### [WHAT THIS TASK INVOLVES]
Output every line of the data exactly as it appears.

### [MATERIAL FOR THIS EXERCISE]

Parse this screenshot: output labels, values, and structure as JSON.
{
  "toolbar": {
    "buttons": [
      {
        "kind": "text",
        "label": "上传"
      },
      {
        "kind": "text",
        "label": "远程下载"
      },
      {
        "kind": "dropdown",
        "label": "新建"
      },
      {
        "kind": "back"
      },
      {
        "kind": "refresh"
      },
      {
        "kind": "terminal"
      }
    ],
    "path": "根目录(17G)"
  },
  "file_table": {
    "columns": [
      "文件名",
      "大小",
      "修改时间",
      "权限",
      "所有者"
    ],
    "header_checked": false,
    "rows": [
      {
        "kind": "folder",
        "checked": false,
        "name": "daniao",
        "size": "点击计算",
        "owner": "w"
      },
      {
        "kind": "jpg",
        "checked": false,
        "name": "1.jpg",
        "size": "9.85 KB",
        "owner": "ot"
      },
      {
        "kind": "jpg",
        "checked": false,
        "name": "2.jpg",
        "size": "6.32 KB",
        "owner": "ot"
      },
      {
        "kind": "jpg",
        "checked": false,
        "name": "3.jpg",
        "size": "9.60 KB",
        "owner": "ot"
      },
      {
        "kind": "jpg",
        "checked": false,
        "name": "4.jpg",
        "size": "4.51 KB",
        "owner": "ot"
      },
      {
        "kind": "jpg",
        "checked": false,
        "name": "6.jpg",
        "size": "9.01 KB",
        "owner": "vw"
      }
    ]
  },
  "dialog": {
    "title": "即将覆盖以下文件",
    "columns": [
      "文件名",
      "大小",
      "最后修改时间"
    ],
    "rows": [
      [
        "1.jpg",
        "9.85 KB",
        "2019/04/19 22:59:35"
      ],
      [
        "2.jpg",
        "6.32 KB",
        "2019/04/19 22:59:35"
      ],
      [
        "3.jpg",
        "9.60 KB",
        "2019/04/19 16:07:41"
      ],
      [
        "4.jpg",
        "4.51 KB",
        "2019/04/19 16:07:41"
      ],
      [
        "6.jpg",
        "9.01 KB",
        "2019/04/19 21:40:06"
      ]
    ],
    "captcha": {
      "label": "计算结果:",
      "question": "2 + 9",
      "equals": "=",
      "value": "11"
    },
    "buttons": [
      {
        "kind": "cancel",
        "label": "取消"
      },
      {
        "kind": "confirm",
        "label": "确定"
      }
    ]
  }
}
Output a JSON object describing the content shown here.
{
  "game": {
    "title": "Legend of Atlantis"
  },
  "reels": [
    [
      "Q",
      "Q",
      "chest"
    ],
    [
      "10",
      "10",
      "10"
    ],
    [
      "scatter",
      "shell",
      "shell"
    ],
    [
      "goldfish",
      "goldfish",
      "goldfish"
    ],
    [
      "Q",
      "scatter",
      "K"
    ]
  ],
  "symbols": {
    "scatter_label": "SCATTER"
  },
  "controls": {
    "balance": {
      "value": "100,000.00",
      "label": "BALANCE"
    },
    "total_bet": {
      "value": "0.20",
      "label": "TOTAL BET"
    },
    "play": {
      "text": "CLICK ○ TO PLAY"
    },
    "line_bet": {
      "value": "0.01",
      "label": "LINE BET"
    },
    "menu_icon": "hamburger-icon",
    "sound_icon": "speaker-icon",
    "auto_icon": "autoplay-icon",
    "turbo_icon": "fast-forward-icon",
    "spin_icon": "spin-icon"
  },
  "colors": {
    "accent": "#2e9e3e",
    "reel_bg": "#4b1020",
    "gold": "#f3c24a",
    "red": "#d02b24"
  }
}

### [RESULT]
Parse this screenshot: output labels, values, and structure as JSON.
{
  "toolbar": {
    "buttons": [
      {
        "kind": "text",
        "label": "上传"
      },
      {
        "kind": "text",
        "label": "远程下载"
      },
      {
        "kind": "dropdown",
        "label": "新建"
      },
      {
        "kind": "back"
      },
      {
        "kind": "refresh"
      },
      {
        "kind": "terminal"
      }
    ],
    "path": "根目录(17G)"
  },
  "file_table": {
    "columns": [
      "文件名",
      "大小",
      "修改时间",
      "权限",
      "所有者"
    ],
    "header_checked": false,
    "rows": [
      {
        "kind": "folder",
        "checked": false,
        "name": "daniao",
        "size": "点击计算",
        "owner": "w"
      },
      {
        "kind": "jpg",
        "checked": false,
        "name": "1.jpg",
        "size": "9.85 KB",
        "owner": "ot"
      },
      {
        "kind": "jpg",
        "checked": false,
        "name": "2.jpg",
        "size": "6.32 KB",
        "owner": "ot"
      },
      {
        "kind": "jpg",
        "checked": false,
        "name": "3.jpg",
        "size": "9.60 KB",
        "owner": "ot"
      },
      {
        "kind": "jpg",
        "checked": false,
        "name": "4.jpg",
        "size": "4.51 KB",
        "owner": "ot"
      },
      {
        "kind": "jpg",
        "checked": false,
        "name": "6.jpg",
        "size": "9.01 KB",
        "owner": "vw"
      }
    ]
  },
  "dialog": {
    "title": "即将覆盖以下文件",
    "columns": [
      "文件名",
      "大小",
      "最后修改时间"
    ],
    "rows": [
      [
        "1.jpg",
        "9.85 KB",
        "2019/04/19 22:59:35"
      ],
      [
        "2.jpg",
        "6.32 KB",
        "2019/04/19 22:59:35"
      ],
      [
        "3.jpg",
        "9.60 KB",
        "2019/04/19 16:07:41"
      ],
      [
        "4.jpg",
        "4.51 KB",
        "2019/04/19 16:07:41"
      ],
      [
        "6.jpg",
        "9.01 KB",
        "2019/04/19 21:40:06"
      ]
    ],
    "captcha": {
      "label": "计算结果:",
      "question": "2 + 9",
      "equals": "=",
      "value": "11"
    },
    "buttons": [
      {
        "kind": "cancel",
        "label": "取消"
      },
      {
        "kind": "confirm",
        "label": "确定"
      }
    ]
  }
}
Output a JSON object describing the content shown here.
{
  "game": {
    "title": "Legend of Atlantis"
  },
  "reels": [
    [
      "Q",
      "Q",
      "chest"
    ],
    [
      "10",
      "10",
      "10"
    ],
    [
      "scatter",
      "shell",
      "shell"
    ],
    [
      "goldfish",
      "goldfish",
      "goldfish"
    ],
    [
      "Q",
      "scatter",
      "K"
    ]
  ],
  "symbols": {
    "scatter_label": "SCATTER"
  },
  "controls": {
    "balance": {
      "value": "100,000.00",
      "label": "BALANCE"
    },
    "total_bet": {
      "value": "0.20",
      "label": "TOTAL BET"
    },
    "play": {
      "text": "CLICK ○ TO PLAY"
    },
    "line_bet": {
      "value": "0.01",
      "label": "LINE BET"
    },
    "menu_icon": "hamburger-icon",
    "sound_icon": "speaker-icon",
    "auto_icon": "autoplay-icon",
    "turbo_icon": "fast-forward-icon",
    "spin_icon": "spin-icon"
  },
  "colors": {
    "accent": "#2e9e3e",
    "reel_bg": "#4b1020",
    "gold": "#f3c24a",
    "red": "#d02b24"
  }
}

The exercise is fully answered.